EXERCISE DETAILS: Duplicate every line of the records below word for word, leaving out the pictures.

(Region and label listings)
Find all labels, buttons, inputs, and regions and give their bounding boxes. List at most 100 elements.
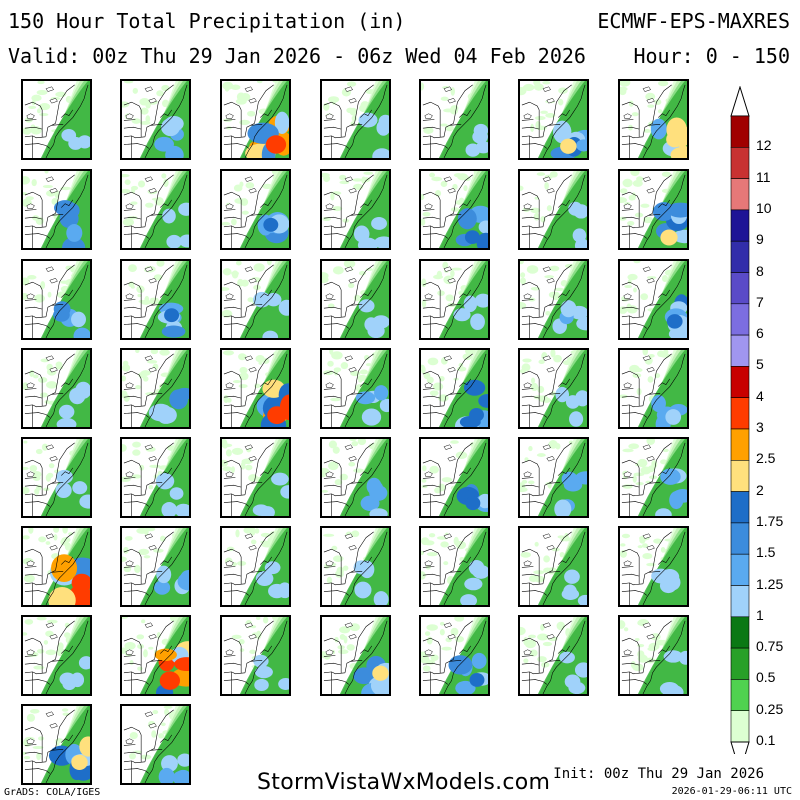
ensemble-member-panel [320, 615, 391, 696]
ensemble-member-panel [320, 348, 391, 429]
ensemble-member-panel [21, 79, 92, 160]
colorbar-label: 11 [756, 168, 771, 185]
ensemble-member-panel [220, 615, 291, 696]
ensemble-member-panel [618, 348, 689, 429]
ensemble-member-panel [618, 615, 689, 696]
generated-timestamp: 2026-01-29-06:11 UTC [671, 786, 792, 797]
colorbar-lower-arrow [730, 741, 750, 754]
ensemble-member-panel [21, 615, 92, 696]
colorbar-label: 2.5 [756, 450, 776, 467]
colorbar-label: 1 [756, 606, 764, 623]
ensemble-member-panel [220, 437, 291, 518]
ensemble-member-panel [320, 526, 391, 607]
ensemble-member-panel [419, 437, 490, 518]
colorbar-swatch [730, 553, 750, 586]
ensemble-member-panel [618, 79, 689, 160]
ensemble-member-panel [320, 79, 391, 160]
colorbar-label: 3 [756, 419, 764, 435]
colorbar-swatch [730, 146, 750, 179]
ensemble-member-panel [518, 79, 589, 160]
ensemble-member-panel [120, 615, 191, 696]
colorbar-swatch [730, 459, 750, 492]
colorbar-swatch [730, 397, 750, 430]
colorbar-swatch [730, 428, 750, 461]
colorbar-label: 10 [756, 199, 772, 216]
ensemble-member-panel [120, 704, 191, 785]
ensemble-member-panel [21, 526, 92, 607]
colorbar-swatch [730, 209, 750, 242]
ensemble-member-panel [518, 348, 589, 429]
ensemble-member-panel [21, 348, 92, 429]
colorbar-label: 0.5 [756, 669, 776, 686]
colorbar-label: 12 [756, 137, 772, 154]
colorbar-swatch [730, 647, 750, 680]
colorbar-swatch [730, 616, 750, 649]
colorbar-swatch [730, 585, 750, 618]
ensemble-member-panel [120, 79, 191, 160]
colorbar-label: 5 [756, 356, 764, 373]
colorbar-label: 0.1 [756, 732, 776, 748]
ensemble-member-panel [419, 79, 490, 160]
colorbar-label: 0.25 [756, 700, 784, 717]
ensemble-member-panel [320, 437, 391, 518]
colorbar-swatch [730, 334, 750, 367]
colorbar-label: 1.75 [756, 512, 784, 529]
ensemble-member-panel [518, 169, 589, 250]
forecast-hour-range: Hour: 0 - 150 [633, 44, 790, 68]
ensemble-member-panel [120, 437, 191, 518]
ensemble-member-panel [419, 348, 490, 429]
ensemble-member-panel [120, 259, 191, 340]
colorbar-label: 9 [756, 231, 764, 248]
ensemble-member-panel [21, 704, 92, 785]
ensemble-member-panel [618, 437, 689, 518]
colorbar-swatch [730, 491, 750, 524]
colorbar-upper-arrow [730, 86, 750, 117]
ensemble-member-panel [518, 437, 589, 518]
ensemble-member-panel [21, 259, 92, 340]
ensemble-member-panel [120, 348, 191, 429]
colorbar-label: 0.75 [756, 638, 784, 655]
precipitation-colorbar [730, 86, 750, 754]
ensemble-member-panel [220, 348, 291, 429]
ensemble-panel-grid [21, 79, 689, 785]
valid-period: Valid: 00z Thu 29 Jan 2026 - 06z Wed 04 … [8, 44, 586, 68]
ensemble-member-panel [21, 437, 92, 518]
ensemble-member-panel [618, 169, 689, 250]
ensemble-member-panel [120, 169, 191, 250]
ensemble-member-panel [618, 526, 689, 607]
grads-credit: GrADS: COLA/IGES [4, 787, 101, 798]
colorbar-swatch [730, 178, 750, 211]
ensemble-member-panel [419, 526, 490, 607]
ensemble-member-panel [220, 526, 291, 607]
ensemble-member-panel [419, 615, 490, 696]
colorbar-swatch [730, 366, 750, 398]
colorbar-swatch [730, 522, 750, 555]
ensemble-member-panel [618, 259, 689, 340]
colorbar-label: 2 [756, 481, 764, 498]
ensemble-member-panel [419, 259, 490, 340]
colorbar-label: 1.25 [756, 575, 784, 592]
ensemble-member-panel [419, 169, 490, 250]
colorbar-label: 4 [756, 387, 764, 404]
colorbar-label: 8 [756, 262, 764, 279]
ensemble-member-panel [518, 526, 589, 607]
colorbar-label: 7 [756, 293, 764, 310]
ensemble-member-panel [220, 259, 291, 340]
colorbar-swatch [730, 272, 750, 305]
colorbar-swatch [730, 240, 750, 273]
colorbar-swatch [730, 303, 750, 336]
ensemble-member-panel [220, 79, 291, 160]
site-watermark: StormVistaWxModels.com [257, 770, 551, 795]
ensemble-member-panel [220, 169, 291, 250]
colorbar-label: 6 [756, 325, 764, 342]
colorbar-label: 1.5 [756, 544, 776, 561]
colorbar-swatch [730, 115, 750, 148]
ensemble-member-panel [120, 526, 191, 607]
init-time: Init: 00z Thu 29 Jan 2026 [553, 766, 764, 782]
model-name: ECMWF-EPS-MAXRES [597, 9, 790, 33]
ensemble-member-panel [320, 169, 391, 250]
map-title: 150 Hour Total Precipitation (in) [8, 9, 406, 33]
colorbar-swatch [730, 710, 750, 743]
ensemble-member-panel [320, 259, 391, 340]
ensemble-member-panel [518, 259, 589, 340]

RESULT FOR THIS EXERCISE:
Find all labels, buttons, inputs, and regions and give their bounding boxes. List at most 100 elements.
ensemble-member-panel [320, 615, 391, 696]
ensemble-member-panel [320, 348, 391, 429]
ensemble-member-panel [21, 79, 92, 160]
colorbar-label: 11 [756, 168, 771, 185]
ensemble-member-panel [220, 615, 291, 696]
ensemble-member-panel [618, 348, 689, 429]
ensemble-member-panel [618, 615, 689, 696]
generated-timestamp: 2026-01-29-06:11 UTC [671, 786, 792, 797]
colorbar-lower-arrow [730, 741, 750, 754]
ensemble-member-panel [21, 615, 92, 696]
colorbar-label: 2.5 [756, 450, 776, 467]
colorbar-label: 1 [756, 606, 764, 623]
ensemble-member-panel [220, 437, 291, 518]
ensemble-member-panel [320, 526, 391, 607]
ensemble-member-panel [419, 437, 490, 518]
colorbar-swatch [730, 553, 750, 586]
ensemble-member-panel [618, 79, 689, 160]
ensemble-member-panel [320, 79, 391, 160]
colorbar-label: 3 [756, 419, 764, 435]
colorbar-swatch [730, 146, 750, 179]
ensemble-member-panel [518, 79, 589, 160]
ensemble-member-panel [120, 615, 191, 696]
colorbar-swatch [730, 459, 750, 492]
colorbar-swatch [730, 397, 750, 430]
colorbar-swatch [730, 428, 750, 461]
colorbar-label: 10 [756, 199, 772, 216]
ensemble-member-panel [120, 704, 191, 785]
ensemble-member-panel [21, 526, 92, 607]
colorbar-swatch [730, 209, 750, 242]
ensemble-member-panel [518, 348, 589, 429]
ensemble-member-panel [21, 348, 92, 429]
colorbar-label: 0.5 [756, 669, 776, 686]
colorbar-label: 12 [756, 137, 772, 154]
colorbar-swatch [730, 647, 750, 680]
colorbar-swatch [730, 616, 750, 649]
colorbar-swatch [730, 585, 750, 618]
ensemble-member-panel [120, 79, 191, 160]
colorbar-label: 5 [756, 356, 764, 373]
colorbar-label: 0.1 [756, 732, 776, 748]
ensemble-member-panel [419, 79, 490, 160]
colorbar-label: 0.25 [756, 700, 784, 717]
ensemble-member-panel [320, 437, 391, 518]
colorbar-swatch [730, 334, 750, 367]
colorbar-label: 1.75 [756, 512, 784, 529]
ensemble-member-panel [518, 169, 589, 250]
forecast-hour-range: Hour: 0 - 150 [633, 44, 790, 68]
ensemble-member-panel [120, 437, 191, 518]
ensemble-member-panel [419, 348, 490, 429]
ensemble-member-panel [120, 259, 191, 340]
colorbar-label: 9 [756, 231, 764, 248]
ensemble-member-panel [21, 704, 92, 785]
ensemble-member-panel [618, 437, 689, 518]
colorbar-swatch [730, 491, 750, 524]
colorbar-upper-arrow [730, 86, 750, 117]
ensemble-member-panel [518, 437, 589, 518]
ensemble-member-panel [21, 259, 92, 340]
ensemble-member-panel [120, 348, 191, 429]
colorbar-label: 0.75 [756, 638, 784, 655]
precipitation-colorbar [730, 86, 750, 754]
ensemble-member-panel [220, 348, 291, 429]
ensemble-panel-grid [21, 79, 689, 785]
valid-period: Valid: 00z Thu 29 Jan 2026 - 06z Wed 04 … [8, 44, 586, 68]
ensemble-member-panel [21, 437, 92, 518]
ensemble-member-panel [618, 169, 689, 250]
ensemble-member-panel [120, 169, 191, 250]
ensemble-member-panel [618, 526, 689, 607]
grads-credit: GrADS: COLA/IGES [4, 787, 101, 798]
colorbar-swatch [730, 178, 750, 211]
ensemble-member-panel [419, 526, 490, 607]
ensemble-member-panel [220, 526, 291, 607]
ensemble-member-panel [419, 615, 490, 696]
colorbar-swatch [730, 366, 750, 398]
colorbar-swatch [730, 522, 750, 555]
ensemble-member-panel [618, 259, 689, 340]
colorbar-label: 2 [756, 481, 764, 498]
ensemble-member-panel [419, 259, 490, 340]
colorbar-label: 1.25 [756, 575, 784, 592]
ensemble-member-panel [419, 169, 490, 250]
colorbar-label: 4 [756, 387, 764, 404]
colorbar-label: 8 [756, 262, 764, 279]
ensemble-member-panel [518, 526, 589, 607]
colorbar-label: 7 [756, 293, 764, 310]
ensemble-member-panel [220, 259, 291, 340]
colorbar-swatch [730, 272, 750, 305]
colorbar-swatch [730, 240, 750, 273]
colorbar-swatch [730, 303, 750, 336]
ensemble-member-panel [220, 79, 291, 160]
site-watermark: StormVistaWxModels.com [257, 770, 551, 795]
ensemble-member-panel [220, 169, 291, 250]
colorbar-label: 6 [756, 325, 764, 342]
colorbar-label: 1.5 [756, 544, 776, 561]
colorbar-swatch [730, 115, 750, 148]
ensemble-member-panel [120, 526, 191, 607]
init-time: Init: 00z Thu 29 Jan 2026 [553, 766, 764, 782]
model-name: ECMWF-EPS-MAXRES [597, 9, 790, 33]
ensemble-member-panel [320, 169, 391, 250]
map-title: 150 Hour Total Precipitation (in) [8, 9, 406, 33]
colorbar-swatch [730, 710, 750, 743]
ensemble-member-panel [320, 259, 391, 340]
ensemble-member-panel [518, 259, 589, 340]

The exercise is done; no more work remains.